Your objective:
Locate the lines that hold the string "ngày". Copy every such line.

Record extracts:

....

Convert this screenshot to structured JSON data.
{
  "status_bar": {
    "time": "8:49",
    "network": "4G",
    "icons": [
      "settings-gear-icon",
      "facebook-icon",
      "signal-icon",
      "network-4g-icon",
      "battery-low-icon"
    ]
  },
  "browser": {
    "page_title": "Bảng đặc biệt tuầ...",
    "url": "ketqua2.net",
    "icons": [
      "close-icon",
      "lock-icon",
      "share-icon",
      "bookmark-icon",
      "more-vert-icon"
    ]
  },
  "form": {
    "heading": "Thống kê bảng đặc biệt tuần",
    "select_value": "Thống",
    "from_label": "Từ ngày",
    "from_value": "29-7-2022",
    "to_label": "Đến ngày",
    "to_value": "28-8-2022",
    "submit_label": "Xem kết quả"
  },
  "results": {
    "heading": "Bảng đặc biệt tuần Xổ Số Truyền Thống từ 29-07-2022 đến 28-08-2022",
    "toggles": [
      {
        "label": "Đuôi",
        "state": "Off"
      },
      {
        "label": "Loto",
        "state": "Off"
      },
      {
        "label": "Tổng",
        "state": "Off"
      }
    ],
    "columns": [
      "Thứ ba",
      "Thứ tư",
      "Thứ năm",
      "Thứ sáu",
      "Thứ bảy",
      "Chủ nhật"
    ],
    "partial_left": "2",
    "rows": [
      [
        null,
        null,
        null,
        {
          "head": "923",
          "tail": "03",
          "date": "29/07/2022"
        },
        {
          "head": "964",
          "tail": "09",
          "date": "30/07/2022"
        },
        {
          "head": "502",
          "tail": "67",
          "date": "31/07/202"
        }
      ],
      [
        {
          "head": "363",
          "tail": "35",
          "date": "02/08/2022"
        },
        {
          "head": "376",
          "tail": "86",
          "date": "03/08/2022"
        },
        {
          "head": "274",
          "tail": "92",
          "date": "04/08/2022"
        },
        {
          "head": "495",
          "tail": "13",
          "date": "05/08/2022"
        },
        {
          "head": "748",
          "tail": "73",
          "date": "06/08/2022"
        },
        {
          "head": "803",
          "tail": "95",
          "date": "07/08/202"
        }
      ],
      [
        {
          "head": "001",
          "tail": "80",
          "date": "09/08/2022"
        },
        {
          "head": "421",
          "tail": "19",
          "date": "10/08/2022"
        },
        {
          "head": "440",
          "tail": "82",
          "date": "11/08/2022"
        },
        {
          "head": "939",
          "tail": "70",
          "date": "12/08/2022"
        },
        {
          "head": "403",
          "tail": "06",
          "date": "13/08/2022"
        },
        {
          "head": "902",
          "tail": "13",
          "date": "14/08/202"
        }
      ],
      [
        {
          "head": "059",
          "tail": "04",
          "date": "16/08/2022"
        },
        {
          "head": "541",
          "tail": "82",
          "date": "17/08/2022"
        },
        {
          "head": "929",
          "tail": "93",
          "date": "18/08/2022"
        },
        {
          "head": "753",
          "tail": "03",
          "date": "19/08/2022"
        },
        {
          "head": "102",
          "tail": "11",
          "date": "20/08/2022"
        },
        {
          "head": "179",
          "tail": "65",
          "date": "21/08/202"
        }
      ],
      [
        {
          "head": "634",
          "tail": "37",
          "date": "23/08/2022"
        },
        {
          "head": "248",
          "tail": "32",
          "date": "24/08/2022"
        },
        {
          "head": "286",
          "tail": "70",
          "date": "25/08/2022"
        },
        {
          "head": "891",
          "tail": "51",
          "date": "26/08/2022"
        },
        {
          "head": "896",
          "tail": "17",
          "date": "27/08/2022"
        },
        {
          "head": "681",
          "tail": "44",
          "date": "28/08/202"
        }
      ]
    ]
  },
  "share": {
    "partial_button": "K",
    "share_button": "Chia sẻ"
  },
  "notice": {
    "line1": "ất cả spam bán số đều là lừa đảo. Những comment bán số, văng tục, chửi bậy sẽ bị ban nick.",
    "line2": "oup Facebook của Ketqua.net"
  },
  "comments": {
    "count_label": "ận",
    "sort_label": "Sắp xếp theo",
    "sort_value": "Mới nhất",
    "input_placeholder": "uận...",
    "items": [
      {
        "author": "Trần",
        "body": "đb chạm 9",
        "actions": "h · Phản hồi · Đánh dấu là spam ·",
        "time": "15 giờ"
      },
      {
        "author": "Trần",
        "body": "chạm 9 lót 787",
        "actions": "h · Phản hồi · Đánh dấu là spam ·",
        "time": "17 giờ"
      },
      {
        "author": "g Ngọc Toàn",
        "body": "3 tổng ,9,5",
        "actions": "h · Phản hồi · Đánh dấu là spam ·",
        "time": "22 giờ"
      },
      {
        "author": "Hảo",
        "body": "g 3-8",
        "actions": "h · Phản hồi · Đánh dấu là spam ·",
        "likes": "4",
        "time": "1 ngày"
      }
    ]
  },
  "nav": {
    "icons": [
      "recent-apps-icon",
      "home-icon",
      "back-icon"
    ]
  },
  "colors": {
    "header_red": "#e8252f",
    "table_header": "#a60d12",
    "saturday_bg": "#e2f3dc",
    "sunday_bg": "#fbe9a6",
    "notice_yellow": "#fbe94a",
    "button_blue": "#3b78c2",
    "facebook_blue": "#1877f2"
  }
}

....

Worked solution:
    "from_label": "Từ ngày",
    "to_label": "Đến ngày",
        "time": "1 ngày"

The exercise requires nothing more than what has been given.